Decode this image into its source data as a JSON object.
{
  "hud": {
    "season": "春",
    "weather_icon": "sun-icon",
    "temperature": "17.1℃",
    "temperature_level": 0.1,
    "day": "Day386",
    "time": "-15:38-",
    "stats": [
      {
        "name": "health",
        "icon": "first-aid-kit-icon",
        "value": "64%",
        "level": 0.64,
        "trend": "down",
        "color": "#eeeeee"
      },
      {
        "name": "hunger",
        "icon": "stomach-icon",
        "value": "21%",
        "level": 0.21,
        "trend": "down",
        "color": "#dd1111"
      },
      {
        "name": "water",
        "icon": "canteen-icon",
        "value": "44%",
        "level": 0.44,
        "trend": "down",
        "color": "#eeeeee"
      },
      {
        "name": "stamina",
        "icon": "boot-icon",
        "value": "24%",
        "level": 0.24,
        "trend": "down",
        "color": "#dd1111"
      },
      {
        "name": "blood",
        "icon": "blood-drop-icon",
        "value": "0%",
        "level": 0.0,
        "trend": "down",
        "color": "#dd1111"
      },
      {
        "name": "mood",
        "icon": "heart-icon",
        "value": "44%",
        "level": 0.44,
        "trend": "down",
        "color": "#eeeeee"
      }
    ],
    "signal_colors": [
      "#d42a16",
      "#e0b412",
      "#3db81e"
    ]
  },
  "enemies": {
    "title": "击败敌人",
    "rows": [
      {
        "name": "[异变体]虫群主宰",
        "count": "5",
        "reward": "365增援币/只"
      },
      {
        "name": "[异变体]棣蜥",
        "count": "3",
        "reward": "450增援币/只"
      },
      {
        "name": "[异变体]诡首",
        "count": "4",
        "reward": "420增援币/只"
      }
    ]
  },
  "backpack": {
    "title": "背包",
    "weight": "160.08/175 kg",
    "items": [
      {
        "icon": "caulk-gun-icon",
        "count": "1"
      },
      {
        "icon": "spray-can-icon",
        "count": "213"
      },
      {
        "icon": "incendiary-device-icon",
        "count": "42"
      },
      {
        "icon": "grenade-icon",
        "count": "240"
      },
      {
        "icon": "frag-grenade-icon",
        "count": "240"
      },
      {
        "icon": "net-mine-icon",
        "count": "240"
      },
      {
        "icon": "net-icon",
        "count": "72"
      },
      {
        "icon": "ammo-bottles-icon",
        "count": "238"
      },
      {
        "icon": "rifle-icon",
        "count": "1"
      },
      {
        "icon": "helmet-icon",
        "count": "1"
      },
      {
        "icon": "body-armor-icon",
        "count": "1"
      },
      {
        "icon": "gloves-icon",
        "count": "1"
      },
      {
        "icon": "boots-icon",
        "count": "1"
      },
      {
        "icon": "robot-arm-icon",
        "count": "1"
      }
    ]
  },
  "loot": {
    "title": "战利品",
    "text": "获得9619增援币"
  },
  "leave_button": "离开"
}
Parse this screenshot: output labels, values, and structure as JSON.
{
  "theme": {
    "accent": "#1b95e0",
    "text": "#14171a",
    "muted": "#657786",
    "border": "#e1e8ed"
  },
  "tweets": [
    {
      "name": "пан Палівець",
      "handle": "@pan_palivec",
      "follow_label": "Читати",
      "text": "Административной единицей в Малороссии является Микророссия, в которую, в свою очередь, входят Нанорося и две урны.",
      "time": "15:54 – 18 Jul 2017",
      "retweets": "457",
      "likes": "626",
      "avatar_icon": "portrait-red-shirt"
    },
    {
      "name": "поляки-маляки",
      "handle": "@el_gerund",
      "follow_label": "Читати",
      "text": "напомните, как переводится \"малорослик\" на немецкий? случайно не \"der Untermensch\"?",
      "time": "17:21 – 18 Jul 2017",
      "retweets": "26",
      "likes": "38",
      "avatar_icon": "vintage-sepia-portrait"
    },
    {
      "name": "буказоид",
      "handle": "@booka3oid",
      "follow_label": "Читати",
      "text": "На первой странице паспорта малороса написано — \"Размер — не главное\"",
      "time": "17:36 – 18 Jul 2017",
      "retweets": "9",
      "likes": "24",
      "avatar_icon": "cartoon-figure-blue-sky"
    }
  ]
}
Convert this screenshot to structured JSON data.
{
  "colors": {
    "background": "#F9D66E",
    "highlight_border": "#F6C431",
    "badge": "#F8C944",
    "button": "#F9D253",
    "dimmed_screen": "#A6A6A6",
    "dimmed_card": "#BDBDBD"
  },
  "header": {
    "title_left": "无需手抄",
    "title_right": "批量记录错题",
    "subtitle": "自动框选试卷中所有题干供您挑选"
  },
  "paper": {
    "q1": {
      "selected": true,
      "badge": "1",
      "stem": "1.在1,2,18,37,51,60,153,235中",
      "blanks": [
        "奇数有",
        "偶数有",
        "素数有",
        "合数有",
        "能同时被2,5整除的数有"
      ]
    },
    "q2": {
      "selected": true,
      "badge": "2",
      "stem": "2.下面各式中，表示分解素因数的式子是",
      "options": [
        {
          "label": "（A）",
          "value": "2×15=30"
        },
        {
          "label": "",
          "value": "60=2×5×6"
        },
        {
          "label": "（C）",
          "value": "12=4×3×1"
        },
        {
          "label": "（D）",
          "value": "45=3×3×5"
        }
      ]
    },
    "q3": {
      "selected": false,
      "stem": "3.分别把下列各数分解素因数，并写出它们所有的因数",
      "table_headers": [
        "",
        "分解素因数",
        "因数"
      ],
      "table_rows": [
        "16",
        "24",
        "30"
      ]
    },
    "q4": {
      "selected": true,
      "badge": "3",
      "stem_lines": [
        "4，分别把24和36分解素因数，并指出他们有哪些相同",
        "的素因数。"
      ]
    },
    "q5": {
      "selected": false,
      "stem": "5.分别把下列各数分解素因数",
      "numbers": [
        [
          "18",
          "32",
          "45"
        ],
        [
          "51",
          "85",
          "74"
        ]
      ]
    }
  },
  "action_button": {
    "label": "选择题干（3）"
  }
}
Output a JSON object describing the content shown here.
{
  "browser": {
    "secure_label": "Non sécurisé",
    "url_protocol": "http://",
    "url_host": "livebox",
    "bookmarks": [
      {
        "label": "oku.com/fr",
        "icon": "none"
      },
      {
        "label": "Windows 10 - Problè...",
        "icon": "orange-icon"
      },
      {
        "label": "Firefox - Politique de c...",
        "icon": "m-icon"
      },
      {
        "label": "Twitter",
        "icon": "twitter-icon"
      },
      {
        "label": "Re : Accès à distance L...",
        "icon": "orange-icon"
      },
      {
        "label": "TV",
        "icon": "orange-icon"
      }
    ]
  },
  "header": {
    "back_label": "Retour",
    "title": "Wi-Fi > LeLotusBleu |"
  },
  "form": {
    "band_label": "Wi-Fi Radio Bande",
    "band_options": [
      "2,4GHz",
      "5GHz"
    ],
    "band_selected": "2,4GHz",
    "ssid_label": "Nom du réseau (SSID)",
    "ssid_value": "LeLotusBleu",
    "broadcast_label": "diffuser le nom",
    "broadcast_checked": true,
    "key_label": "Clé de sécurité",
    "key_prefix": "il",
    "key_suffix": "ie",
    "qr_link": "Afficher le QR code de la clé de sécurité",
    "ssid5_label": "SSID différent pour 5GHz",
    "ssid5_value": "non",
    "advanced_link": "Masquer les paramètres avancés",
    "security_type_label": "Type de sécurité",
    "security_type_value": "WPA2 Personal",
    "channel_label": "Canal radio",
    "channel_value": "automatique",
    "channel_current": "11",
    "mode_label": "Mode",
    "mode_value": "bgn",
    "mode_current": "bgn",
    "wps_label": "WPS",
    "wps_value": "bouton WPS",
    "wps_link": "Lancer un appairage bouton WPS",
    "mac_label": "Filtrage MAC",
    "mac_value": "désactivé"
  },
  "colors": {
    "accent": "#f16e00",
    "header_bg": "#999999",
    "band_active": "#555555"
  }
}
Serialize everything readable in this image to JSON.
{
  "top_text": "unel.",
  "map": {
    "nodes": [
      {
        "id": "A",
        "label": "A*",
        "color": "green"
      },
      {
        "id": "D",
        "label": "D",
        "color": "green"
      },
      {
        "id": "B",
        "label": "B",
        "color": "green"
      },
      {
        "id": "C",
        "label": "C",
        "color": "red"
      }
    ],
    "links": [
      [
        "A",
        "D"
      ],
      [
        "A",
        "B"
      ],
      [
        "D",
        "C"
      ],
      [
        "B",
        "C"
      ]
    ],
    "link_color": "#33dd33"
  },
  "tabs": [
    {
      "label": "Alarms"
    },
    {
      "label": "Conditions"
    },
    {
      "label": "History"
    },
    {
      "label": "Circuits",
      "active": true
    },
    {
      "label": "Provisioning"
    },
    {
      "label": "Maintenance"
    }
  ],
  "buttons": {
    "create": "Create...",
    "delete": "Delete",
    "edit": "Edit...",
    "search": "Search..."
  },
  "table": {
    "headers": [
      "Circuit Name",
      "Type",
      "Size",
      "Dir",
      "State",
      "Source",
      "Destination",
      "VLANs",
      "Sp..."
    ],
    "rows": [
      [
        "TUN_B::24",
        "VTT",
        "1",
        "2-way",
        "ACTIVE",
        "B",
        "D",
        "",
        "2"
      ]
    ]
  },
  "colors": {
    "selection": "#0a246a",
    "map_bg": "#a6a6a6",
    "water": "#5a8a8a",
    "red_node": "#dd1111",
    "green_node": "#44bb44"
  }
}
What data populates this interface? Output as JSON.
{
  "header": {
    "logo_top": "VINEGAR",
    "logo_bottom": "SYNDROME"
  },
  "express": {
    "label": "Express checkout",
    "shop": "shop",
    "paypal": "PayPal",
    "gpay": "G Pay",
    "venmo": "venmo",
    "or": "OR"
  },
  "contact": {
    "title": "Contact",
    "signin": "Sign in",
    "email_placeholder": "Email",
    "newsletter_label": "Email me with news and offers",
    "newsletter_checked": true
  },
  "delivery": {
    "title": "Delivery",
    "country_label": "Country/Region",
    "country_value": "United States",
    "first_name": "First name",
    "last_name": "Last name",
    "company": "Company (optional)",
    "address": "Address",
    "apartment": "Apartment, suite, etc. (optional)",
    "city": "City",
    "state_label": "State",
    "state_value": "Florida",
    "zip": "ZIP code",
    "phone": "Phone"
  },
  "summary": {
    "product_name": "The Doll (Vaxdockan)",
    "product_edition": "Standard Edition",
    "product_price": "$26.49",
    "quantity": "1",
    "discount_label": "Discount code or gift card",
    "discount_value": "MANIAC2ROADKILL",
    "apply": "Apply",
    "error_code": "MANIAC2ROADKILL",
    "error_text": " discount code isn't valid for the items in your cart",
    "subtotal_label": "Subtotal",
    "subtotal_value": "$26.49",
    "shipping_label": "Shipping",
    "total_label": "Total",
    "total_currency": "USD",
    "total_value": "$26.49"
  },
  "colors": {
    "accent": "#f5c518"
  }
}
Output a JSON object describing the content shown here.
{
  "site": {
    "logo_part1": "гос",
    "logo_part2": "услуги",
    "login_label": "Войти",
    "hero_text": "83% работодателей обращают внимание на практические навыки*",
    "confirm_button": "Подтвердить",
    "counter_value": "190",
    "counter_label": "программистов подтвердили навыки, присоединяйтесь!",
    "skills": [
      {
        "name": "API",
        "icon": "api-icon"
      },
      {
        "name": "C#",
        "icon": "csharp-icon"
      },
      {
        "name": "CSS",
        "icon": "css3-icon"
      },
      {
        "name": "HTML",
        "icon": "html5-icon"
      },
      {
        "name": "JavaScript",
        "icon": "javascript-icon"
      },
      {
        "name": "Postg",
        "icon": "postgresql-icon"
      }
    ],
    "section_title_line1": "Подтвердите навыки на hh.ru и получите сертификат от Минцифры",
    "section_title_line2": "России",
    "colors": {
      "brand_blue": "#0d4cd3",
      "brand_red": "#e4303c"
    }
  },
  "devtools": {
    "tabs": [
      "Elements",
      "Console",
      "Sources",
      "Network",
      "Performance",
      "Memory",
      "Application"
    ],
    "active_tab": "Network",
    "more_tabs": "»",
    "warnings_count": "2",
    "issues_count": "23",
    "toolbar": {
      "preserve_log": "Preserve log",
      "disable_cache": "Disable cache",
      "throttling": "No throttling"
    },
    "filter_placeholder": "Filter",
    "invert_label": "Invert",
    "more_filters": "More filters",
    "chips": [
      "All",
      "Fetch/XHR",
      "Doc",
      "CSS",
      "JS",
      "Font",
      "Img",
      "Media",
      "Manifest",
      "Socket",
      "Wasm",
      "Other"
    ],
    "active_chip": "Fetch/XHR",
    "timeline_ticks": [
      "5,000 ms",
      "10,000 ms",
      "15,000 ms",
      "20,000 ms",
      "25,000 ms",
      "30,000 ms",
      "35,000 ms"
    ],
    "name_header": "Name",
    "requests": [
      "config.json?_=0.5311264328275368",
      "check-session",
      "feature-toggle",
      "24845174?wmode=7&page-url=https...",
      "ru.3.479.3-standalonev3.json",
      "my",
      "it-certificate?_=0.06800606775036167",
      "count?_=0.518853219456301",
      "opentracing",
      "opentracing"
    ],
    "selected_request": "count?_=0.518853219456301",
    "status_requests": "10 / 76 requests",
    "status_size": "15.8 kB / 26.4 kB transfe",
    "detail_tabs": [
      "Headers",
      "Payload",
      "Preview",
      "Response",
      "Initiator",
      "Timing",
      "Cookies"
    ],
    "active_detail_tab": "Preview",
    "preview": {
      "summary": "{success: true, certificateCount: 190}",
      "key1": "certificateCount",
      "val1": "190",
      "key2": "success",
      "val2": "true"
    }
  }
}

Objective:
All lines that include "items" are to be gathered and copied.

Answer to this exercise:
    "items": [
    "error_text": " discount code isn't valid for the items in your cart",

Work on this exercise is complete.